▸ Figure contents as structured data
# # # # # # #

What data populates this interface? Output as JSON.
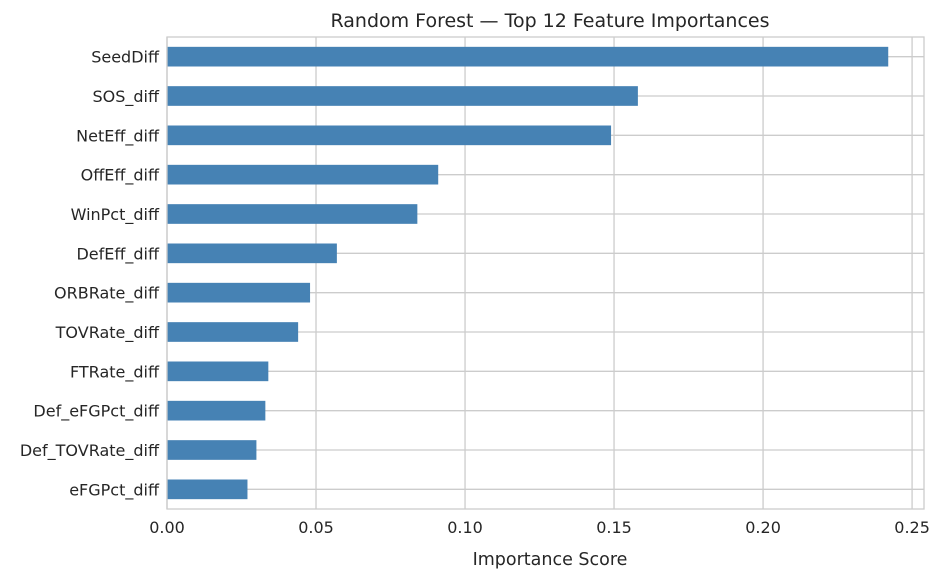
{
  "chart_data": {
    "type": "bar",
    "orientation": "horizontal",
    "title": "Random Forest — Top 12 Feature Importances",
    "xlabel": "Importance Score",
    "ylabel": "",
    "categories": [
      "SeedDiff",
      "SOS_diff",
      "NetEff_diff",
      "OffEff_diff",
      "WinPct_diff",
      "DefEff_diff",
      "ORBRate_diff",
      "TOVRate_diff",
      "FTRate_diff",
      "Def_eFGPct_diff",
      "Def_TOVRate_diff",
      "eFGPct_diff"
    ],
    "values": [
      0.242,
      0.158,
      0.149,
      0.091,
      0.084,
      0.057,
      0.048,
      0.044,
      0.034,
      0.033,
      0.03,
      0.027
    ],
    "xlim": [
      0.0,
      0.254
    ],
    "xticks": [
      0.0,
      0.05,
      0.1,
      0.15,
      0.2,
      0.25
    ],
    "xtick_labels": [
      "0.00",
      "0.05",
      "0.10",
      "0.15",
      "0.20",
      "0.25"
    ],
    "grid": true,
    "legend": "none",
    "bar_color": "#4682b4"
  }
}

# # # # # # #

▸ WORK TO BE COMPLETED
Copy every record character for character. Skip the pictures.

▸ REPLY
What data populates this interface? Output as JSON.
{
  "chart_data": {
    "type": "bar",
    "orientation": "horizontal",
    "title": "Random Forest — Top 12 Feature Importances",
    "xlabel": "Importance Score",
    "ylabel": "",
    "categories": [
      "SeedDiff",
      "SOS_diff",
      "NetEff_diff",
      "OffEff_diff",
      "WinPct_diff",
      "DefEff_diff",
      "ORBRate_diff",
      "TOVRate_diff",
      "FTRate_diff",
      "Def_eFGPct_diff",
      "Def_TOVRate_diff",
      "eFGPct_diff"
    ],
    "values": [
      0.242,
      0.158,
      0.149,
      0.091,
      0.084,
      0.057,
      0.048,
      0.044,
      0.034,
      0.033,
      0.03,
      0.027
    ],
    "xlim": [
      0.0,
      0.254
    ],
    "xticks": [
      0.0,
      0.05,
      0.1,
      0.15,
      0.2,
      0.25
    ],
    "xtick_labels": [
      "0.00",
      "0.05",
      "0.10",
      "0.15",
      "0.20",
      "0.25"
    ],
    "grid": true,
    "legend": "none",
    "bar_color": "#4682b4"
  }
}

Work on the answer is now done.